SUPPLIED MATERIAL:
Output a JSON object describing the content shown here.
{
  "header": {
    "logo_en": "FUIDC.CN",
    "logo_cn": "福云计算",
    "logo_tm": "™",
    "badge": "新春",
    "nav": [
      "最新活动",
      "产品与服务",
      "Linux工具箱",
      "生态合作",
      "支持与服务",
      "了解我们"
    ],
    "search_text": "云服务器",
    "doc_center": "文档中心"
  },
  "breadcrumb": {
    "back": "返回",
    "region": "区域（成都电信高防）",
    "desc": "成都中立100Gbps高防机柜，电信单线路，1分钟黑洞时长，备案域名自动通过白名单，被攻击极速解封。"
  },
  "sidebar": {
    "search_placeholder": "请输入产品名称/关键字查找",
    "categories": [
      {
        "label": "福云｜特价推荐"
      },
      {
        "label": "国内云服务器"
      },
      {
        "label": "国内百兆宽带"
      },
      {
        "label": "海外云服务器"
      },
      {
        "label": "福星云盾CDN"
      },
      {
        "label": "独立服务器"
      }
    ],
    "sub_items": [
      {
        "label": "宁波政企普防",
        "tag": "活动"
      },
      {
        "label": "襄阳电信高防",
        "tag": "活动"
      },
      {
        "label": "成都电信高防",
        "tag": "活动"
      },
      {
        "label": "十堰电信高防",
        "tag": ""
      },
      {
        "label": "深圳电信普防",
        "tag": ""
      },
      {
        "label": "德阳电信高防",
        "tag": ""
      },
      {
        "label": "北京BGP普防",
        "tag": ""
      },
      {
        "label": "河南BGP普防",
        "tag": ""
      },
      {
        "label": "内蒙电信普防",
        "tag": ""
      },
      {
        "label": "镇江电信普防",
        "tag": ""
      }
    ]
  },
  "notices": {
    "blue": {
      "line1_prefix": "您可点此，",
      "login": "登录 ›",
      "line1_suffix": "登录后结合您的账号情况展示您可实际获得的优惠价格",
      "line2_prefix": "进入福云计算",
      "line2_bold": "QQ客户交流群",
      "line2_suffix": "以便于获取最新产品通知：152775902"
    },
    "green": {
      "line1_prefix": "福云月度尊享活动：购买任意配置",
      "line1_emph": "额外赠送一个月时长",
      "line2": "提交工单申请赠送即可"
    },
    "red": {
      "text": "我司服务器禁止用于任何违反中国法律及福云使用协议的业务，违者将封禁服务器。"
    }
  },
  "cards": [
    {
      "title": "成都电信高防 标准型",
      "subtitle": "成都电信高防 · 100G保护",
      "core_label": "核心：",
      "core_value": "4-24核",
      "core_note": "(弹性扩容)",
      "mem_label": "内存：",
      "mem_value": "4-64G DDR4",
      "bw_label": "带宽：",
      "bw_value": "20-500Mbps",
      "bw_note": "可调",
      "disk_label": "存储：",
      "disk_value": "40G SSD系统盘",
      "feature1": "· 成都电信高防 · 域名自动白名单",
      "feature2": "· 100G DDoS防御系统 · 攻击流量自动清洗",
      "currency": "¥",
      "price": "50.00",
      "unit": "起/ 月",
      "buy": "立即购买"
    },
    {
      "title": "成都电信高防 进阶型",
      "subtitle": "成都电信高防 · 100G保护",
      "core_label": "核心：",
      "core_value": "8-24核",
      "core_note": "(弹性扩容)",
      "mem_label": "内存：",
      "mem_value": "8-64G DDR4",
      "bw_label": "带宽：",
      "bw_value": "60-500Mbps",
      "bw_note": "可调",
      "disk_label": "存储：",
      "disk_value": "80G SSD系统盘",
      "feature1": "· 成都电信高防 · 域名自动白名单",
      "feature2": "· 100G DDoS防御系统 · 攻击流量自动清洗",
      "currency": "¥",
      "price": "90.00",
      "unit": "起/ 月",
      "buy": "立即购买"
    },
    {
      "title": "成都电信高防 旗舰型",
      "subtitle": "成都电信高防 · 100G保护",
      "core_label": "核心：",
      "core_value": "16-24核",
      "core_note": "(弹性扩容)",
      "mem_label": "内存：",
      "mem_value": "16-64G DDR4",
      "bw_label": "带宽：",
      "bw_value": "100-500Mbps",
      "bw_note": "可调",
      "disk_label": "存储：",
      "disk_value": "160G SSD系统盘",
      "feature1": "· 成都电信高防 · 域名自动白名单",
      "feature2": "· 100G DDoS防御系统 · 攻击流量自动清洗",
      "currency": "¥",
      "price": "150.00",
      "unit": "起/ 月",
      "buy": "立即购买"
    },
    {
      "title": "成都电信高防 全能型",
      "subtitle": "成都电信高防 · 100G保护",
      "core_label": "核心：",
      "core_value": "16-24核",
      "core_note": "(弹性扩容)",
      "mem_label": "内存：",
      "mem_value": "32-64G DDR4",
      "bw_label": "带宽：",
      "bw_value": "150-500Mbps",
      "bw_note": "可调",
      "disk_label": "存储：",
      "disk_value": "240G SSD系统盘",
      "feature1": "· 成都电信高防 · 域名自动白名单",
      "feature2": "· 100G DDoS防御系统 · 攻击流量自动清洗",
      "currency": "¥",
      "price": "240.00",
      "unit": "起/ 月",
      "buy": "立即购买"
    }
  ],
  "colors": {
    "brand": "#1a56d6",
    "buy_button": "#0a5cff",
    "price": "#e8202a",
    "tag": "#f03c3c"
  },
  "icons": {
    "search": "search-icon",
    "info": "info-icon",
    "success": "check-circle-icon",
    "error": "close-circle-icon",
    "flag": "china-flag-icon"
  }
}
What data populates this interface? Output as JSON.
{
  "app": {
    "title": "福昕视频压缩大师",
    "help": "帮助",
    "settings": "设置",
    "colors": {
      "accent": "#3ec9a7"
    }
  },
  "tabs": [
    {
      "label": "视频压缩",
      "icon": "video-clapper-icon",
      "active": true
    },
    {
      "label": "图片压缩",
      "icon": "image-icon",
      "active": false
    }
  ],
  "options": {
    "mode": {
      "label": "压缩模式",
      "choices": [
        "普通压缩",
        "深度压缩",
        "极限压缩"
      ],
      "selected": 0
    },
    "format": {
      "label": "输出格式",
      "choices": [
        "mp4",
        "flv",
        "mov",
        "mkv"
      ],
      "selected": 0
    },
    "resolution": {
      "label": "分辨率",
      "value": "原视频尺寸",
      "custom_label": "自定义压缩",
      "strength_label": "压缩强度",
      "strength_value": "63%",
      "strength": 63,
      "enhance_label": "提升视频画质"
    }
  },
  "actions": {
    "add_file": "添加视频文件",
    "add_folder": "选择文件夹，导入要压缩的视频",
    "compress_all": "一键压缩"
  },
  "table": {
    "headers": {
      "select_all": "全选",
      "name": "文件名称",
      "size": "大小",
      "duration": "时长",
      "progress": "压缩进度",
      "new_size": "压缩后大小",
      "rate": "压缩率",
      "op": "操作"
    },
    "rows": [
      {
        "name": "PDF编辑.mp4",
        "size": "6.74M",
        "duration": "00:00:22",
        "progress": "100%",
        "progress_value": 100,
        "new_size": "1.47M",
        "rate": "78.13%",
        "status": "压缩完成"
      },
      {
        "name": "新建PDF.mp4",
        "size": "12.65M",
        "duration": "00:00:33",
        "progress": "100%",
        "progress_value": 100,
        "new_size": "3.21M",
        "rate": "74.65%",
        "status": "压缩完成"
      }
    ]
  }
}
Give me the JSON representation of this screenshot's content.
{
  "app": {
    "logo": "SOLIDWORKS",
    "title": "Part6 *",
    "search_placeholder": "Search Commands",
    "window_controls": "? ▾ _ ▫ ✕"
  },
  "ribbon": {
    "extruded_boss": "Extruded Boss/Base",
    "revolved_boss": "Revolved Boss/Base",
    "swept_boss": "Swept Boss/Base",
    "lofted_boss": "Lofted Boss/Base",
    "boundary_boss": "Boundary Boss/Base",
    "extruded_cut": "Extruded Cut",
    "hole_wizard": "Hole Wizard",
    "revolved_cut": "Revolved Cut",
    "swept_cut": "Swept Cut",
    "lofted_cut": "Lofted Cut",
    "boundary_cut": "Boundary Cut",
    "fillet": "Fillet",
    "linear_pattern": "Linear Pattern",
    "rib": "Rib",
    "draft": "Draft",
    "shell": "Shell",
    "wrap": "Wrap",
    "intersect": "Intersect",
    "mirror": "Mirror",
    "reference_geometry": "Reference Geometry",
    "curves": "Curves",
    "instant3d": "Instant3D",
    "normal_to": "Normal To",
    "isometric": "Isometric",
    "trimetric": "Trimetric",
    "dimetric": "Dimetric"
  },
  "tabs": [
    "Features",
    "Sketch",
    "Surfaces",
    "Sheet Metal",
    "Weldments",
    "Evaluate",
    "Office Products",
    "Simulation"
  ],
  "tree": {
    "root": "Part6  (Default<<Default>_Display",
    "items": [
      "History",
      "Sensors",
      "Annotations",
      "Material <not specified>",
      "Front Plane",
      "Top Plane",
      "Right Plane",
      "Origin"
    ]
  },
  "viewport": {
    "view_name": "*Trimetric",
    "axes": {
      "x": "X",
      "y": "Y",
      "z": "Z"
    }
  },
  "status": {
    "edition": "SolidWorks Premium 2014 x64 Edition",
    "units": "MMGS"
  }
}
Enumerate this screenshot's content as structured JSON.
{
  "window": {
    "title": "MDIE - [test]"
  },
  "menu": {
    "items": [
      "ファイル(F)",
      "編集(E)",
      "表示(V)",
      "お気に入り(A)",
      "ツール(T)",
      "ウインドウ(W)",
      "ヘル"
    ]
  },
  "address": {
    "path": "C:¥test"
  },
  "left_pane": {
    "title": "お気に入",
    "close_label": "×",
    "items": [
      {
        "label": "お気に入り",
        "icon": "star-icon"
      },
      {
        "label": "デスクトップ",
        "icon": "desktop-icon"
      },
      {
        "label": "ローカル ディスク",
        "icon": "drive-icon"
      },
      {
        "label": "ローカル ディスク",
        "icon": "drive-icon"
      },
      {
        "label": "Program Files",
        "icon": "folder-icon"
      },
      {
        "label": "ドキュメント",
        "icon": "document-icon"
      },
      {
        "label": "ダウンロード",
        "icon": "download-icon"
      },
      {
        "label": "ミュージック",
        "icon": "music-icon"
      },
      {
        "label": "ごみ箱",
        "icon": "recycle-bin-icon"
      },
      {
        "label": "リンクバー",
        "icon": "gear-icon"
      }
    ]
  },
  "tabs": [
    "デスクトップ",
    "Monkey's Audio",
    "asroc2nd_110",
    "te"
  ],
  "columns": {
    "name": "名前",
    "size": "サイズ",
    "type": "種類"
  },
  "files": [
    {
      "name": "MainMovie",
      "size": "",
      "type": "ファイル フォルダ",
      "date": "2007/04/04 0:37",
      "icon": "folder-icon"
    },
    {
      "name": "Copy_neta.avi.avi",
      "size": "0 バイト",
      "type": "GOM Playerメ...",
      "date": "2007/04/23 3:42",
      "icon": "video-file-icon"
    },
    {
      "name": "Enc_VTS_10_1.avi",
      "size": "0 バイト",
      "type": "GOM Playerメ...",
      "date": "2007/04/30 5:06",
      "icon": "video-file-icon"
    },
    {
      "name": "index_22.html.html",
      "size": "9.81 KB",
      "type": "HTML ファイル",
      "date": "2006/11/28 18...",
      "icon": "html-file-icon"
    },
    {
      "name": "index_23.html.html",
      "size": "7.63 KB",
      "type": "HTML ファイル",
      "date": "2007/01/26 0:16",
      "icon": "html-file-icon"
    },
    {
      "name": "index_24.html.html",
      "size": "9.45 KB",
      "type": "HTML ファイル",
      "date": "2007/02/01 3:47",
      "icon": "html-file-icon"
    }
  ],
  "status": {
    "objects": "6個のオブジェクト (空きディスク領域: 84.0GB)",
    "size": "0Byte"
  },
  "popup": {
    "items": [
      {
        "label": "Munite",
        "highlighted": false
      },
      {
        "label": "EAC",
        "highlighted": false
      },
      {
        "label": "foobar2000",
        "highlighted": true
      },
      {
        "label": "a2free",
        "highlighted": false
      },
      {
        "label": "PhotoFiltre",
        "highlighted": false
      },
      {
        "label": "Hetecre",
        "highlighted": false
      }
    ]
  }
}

WORK REQUIRED: Scan the data for the word "screenshot" and copy every line where it shows up.

FINISHED EXERCISE:
Give me the JSON representation of this screenshot's content.
Enumerate this screenshot's content as structured JSON.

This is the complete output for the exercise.